### Requirements
Examine the entries and show every line in which the word "info" is found.

━━━ Data section ━━━

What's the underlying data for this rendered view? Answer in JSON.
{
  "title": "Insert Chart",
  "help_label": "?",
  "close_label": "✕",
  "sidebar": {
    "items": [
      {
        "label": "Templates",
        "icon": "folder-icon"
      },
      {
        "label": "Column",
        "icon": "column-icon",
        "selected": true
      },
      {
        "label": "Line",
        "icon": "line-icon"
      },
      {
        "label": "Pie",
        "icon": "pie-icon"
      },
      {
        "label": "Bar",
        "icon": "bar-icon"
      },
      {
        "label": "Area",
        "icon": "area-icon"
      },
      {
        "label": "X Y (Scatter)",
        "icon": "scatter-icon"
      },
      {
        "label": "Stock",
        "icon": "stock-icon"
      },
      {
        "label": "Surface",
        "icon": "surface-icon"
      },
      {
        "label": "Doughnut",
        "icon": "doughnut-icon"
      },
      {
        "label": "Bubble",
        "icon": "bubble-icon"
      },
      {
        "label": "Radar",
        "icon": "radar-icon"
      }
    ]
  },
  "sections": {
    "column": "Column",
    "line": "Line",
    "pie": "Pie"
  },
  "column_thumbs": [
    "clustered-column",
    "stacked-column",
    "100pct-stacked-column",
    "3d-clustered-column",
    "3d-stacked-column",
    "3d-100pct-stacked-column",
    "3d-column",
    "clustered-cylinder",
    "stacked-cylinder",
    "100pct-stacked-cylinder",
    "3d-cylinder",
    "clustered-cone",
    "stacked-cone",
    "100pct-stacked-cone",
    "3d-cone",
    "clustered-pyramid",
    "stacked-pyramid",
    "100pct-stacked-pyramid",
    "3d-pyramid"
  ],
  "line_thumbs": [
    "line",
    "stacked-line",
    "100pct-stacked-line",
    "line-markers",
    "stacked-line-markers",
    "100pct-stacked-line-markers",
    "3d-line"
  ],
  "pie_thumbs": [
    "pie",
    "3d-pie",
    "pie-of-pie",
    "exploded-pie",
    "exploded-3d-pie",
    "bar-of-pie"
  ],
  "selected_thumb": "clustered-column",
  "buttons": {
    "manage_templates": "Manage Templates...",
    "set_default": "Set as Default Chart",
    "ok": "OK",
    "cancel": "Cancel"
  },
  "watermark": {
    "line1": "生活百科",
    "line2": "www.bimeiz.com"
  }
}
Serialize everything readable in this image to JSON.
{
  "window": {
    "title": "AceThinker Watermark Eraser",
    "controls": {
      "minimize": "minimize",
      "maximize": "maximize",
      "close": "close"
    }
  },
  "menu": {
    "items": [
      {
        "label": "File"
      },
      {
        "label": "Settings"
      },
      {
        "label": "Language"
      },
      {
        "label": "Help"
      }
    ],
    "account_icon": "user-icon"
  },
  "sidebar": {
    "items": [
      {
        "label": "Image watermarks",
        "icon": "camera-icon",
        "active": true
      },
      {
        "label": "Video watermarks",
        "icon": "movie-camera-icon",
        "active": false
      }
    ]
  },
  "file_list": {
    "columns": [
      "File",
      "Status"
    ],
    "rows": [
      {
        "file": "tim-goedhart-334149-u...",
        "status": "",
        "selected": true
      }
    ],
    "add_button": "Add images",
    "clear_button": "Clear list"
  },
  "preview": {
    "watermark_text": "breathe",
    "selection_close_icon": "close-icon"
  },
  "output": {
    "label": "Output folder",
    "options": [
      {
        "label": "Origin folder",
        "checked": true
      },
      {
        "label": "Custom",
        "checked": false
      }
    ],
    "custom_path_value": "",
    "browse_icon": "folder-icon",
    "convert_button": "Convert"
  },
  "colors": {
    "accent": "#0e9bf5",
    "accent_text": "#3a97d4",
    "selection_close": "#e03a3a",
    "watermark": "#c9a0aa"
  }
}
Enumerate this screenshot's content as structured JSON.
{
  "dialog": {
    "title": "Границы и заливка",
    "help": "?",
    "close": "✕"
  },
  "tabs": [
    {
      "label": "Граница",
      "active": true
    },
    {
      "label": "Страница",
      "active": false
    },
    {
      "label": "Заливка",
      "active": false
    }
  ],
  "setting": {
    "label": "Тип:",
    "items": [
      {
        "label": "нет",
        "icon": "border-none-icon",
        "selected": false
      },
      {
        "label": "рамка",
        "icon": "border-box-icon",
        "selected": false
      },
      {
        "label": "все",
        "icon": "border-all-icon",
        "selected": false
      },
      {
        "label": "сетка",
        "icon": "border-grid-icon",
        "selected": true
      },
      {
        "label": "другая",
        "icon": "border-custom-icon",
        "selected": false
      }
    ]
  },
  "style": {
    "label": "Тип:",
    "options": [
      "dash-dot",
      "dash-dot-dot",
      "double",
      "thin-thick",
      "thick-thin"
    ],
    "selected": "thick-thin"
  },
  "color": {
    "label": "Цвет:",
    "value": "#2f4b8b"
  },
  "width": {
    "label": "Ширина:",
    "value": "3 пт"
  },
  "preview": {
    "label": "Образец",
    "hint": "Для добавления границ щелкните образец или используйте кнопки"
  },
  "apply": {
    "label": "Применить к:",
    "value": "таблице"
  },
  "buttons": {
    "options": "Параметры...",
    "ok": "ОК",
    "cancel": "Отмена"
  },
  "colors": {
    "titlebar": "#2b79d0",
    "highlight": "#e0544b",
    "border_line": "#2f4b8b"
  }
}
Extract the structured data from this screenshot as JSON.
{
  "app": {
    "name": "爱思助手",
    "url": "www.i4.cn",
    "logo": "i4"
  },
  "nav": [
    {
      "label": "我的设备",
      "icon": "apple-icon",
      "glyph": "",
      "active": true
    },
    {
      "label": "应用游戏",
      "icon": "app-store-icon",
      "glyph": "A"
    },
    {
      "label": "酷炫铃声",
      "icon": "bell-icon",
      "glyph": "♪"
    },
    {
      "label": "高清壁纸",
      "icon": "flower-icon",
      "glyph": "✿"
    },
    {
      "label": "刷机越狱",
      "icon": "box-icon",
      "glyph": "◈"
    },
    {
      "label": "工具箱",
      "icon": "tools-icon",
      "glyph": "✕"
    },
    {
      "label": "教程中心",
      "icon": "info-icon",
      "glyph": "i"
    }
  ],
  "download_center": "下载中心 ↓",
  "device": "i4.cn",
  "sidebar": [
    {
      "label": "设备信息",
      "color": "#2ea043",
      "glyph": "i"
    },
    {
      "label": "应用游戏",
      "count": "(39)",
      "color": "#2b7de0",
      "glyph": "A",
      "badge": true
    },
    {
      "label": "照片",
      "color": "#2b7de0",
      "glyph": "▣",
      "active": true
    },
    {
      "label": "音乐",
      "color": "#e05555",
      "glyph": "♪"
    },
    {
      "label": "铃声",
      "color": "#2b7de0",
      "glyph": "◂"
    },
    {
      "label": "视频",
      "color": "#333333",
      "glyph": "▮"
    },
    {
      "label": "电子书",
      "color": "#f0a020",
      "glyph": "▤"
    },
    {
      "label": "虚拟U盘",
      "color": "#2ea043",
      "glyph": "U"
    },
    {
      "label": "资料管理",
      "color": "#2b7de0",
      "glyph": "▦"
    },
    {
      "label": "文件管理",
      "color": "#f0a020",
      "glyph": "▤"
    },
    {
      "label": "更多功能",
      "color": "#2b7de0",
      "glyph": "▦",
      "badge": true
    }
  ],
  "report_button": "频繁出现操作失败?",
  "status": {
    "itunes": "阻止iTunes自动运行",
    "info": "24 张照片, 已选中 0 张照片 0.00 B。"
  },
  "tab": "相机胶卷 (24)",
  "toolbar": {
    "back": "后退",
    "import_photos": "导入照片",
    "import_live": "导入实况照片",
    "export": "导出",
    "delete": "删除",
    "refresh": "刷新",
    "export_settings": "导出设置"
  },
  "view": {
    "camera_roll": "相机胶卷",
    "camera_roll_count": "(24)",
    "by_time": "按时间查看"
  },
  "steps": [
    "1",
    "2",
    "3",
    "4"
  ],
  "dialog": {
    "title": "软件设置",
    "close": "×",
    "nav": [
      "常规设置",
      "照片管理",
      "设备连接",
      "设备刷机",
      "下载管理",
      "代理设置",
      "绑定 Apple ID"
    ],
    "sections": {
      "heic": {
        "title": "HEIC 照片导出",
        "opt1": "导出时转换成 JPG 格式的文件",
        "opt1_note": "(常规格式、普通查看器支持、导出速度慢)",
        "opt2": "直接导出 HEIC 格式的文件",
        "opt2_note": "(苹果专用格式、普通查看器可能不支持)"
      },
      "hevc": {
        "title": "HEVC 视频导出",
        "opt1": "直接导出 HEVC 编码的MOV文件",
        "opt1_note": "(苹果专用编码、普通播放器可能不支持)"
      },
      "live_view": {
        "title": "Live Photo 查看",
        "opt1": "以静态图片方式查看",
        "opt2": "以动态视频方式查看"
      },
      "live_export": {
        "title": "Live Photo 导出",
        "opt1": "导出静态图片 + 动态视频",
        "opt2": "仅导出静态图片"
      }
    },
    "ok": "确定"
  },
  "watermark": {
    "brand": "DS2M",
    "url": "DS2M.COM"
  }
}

━━━

### Exercise response
      "icon": "info-icon",
    "info": "24 张照片, 已选中 0 张照片 0.00 B。"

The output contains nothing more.